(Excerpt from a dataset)
-- Begin --

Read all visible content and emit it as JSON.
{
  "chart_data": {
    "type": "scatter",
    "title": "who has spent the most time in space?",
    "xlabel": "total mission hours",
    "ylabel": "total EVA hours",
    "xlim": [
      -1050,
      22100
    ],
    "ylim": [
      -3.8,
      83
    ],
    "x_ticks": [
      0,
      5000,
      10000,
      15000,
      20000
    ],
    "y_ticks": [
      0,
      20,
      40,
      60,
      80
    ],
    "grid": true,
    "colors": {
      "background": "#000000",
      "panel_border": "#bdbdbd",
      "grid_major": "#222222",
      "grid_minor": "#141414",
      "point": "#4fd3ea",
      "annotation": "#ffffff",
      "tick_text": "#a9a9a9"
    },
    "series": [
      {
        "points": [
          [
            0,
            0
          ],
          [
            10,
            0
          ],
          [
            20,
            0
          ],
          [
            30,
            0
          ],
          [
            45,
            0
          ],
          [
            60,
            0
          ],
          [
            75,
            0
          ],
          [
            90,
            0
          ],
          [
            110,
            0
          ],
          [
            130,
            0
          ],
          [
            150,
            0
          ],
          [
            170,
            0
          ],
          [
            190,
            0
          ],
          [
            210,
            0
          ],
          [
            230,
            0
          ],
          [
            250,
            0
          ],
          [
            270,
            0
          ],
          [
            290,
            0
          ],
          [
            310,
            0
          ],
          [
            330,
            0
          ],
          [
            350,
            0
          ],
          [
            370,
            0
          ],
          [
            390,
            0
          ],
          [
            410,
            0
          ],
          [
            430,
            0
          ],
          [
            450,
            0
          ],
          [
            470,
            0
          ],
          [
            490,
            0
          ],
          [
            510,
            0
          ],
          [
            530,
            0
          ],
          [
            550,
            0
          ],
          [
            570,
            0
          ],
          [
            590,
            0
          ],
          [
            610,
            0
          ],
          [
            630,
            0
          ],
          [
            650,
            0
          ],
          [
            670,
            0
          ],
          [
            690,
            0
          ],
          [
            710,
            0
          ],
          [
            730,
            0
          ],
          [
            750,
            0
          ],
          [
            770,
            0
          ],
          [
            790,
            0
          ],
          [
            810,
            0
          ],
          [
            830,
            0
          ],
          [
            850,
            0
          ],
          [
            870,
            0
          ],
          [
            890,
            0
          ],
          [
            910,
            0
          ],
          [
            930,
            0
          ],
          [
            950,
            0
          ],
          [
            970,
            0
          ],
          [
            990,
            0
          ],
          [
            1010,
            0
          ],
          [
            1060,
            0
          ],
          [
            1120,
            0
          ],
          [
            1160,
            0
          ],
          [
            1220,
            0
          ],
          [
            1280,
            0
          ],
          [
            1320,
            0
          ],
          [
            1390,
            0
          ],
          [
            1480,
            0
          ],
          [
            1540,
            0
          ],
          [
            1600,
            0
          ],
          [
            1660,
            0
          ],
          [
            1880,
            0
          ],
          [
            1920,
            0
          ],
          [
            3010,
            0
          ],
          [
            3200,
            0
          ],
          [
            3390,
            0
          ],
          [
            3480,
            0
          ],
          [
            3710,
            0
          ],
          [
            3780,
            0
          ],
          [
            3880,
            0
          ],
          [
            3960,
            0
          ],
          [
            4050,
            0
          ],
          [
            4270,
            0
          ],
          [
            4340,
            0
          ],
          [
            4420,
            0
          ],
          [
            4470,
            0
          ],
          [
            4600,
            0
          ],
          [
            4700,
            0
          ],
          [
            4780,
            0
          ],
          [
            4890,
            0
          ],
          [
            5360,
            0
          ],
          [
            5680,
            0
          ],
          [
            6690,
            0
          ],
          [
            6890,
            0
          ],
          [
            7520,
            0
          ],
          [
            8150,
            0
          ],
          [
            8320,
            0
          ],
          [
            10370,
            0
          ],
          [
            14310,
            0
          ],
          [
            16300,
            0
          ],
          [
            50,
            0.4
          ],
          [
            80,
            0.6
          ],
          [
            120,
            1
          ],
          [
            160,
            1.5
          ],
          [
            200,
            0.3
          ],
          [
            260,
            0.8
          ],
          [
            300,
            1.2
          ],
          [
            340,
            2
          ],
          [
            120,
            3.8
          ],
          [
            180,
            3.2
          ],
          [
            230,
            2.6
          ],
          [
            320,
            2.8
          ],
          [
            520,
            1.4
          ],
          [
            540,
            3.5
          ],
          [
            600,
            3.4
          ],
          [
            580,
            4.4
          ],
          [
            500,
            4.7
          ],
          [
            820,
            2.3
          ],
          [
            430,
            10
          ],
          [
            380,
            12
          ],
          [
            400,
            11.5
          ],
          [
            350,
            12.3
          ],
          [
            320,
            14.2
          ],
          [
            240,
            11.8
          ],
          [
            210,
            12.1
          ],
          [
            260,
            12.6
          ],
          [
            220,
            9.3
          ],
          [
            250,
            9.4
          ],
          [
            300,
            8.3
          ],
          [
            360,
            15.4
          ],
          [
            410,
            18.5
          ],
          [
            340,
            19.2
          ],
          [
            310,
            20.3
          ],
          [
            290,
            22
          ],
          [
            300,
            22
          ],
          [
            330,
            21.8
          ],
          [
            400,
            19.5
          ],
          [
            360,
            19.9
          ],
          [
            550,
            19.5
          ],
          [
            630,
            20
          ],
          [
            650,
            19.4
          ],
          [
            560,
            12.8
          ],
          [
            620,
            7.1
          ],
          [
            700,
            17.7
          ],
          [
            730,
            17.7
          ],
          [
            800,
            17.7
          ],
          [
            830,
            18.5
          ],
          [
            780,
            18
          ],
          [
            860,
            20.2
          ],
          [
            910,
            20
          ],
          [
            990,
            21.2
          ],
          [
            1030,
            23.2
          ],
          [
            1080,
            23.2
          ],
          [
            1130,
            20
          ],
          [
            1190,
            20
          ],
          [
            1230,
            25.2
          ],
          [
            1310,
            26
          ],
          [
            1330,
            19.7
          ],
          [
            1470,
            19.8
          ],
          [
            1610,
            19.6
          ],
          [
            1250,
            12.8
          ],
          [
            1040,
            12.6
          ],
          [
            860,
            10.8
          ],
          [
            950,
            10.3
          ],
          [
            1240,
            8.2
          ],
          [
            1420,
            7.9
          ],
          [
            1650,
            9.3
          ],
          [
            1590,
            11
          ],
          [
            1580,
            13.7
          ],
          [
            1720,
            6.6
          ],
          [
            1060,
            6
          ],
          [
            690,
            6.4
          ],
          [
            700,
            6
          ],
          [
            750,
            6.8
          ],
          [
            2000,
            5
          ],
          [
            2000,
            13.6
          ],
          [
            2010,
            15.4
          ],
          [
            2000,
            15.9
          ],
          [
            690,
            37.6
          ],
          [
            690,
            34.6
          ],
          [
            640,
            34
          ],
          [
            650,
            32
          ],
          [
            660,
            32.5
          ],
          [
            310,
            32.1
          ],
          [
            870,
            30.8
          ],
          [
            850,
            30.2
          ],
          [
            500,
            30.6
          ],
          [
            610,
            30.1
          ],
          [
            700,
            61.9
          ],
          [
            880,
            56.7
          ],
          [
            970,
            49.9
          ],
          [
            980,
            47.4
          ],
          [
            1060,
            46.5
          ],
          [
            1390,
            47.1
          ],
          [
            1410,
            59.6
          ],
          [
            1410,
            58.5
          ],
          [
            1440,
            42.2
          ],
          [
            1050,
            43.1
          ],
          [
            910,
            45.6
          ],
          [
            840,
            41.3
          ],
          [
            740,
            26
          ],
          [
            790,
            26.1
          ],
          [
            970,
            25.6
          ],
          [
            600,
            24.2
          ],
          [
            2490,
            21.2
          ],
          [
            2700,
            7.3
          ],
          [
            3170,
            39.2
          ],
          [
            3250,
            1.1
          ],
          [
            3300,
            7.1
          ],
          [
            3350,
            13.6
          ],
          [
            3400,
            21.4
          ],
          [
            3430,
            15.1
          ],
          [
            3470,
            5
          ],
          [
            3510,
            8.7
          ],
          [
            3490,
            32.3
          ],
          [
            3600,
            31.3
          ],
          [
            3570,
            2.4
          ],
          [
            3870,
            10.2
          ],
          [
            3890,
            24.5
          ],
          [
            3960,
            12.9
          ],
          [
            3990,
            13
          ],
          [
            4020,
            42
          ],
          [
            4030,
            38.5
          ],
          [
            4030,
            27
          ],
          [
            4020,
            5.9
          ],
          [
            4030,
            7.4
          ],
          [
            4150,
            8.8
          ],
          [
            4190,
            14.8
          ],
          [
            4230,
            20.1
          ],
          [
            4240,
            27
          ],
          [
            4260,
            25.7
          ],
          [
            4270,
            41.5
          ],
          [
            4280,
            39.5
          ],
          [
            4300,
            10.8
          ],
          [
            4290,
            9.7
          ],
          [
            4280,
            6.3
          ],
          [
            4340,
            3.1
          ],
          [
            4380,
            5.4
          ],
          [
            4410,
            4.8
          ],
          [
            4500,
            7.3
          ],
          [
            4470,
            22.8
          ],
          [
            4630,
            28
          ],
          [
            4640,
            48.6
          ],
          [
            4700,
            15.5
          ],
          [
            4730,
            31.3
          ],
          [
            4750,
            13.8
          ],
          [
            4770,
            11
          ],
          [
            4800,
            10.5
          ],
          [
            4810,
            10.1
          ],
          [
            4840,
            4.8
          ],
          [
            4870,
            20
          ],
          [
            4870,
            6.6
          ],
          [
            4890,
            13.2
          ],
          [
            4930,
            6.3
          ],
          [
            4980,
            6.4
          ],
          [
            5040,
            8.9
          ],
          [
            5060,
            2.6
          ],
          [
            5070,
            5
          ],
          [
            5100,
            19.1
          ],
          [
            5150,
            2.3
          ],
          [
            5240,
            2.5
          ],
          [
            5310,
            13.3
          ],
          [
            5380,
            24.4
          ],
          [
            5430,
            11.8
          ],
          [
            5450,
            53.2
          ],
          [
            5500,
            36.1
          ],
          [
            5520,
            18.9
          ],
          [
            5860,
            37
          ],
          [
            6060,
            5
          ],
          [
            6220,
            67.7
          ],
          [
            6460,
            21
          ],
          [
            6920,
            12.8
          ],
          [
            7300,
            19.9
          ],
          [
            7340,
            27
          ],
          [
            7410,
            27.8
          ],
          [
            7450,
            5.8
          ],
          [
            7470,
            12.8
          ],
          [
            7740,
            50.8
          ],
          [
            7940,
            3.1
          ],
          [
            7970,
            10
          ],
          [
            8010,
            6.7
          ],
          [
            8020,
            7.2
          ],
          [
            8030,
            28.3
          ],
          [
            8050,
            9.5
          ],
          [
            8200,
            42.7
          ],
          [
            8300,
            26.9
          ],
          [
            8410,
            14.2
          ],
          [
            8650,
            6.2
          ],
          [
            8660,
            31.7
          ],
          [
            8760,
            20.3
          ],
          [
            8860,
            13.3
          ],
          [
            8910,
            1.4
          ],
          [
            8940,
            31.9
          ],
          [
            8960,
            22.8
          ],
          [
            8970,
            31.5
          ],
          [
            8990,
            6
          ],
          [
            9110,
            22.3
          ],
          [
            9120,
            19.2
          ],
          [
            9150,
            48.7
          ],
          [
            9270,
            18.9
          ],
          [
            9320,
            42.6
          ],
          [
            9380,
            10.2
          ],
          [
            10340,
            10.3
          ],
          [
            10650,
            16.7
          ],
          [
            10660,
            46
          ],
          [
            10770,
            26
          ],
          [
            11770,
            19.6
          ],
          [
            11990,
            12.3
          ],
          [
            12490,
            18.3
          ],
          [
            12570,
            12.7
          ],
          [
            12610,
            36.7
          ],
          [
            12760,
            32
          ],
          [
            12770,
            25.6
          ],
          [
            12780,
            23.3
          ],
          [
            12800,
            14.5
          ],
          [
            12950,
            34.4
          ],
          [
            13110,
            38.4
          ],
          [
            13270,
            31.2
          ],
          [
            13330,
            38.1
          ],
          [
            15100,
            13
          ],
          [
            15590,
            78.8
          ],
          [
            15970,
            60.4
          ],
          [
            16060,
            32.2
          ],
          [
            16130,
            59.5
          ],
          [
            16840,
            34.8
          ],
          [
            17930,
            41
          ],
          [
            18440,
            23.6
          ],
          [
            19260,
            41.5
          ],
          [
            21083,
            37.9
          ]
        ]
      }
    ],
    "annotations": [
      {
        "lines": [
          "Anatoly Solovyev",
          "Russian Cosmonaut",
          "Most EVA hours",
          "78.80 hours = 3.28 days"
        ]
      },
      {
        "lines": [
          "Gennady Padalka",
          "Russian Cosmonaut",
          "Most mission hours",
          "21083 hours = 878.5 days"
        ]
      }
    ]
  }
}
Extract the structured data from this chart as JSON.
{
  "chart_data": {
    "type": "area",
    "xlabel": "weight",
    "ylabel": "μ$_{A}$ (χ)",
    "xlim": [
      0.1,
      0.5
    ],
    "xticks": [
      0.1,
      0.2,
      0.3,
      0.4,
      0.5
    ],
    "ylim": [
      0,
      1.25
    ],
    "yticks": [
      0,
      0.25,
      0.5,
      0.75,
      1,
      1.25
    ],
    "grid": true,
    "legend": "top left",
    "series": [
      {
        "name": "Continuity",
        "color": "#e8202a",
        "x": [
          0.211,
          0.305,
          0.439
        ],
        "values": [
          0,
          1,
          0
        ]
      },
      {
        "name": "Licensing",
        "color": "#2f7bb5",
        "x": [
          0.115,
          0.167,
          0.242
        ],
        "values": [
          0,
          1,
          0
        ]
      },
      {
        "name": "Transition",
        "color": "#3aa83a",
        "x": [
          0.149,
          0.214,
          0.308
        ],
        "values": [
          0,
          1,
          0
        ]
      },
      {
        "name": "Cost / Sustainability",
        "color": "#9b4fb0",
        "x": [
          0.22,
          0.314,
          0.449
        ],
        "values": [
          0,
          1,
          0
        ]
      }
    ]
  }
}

-- End --

• **Goal of the exercise**:
Locate the word "hours" in the records and collect each line it appears in.

• **Task solution**:
    "xlabel": "total mission hours",
    "ylabel": "total EVA hours",
          "Most EVA hours",
          "78.80 hours = 3.28 days"
          "Most mission hours",
          "21083 hours = 878.5 days"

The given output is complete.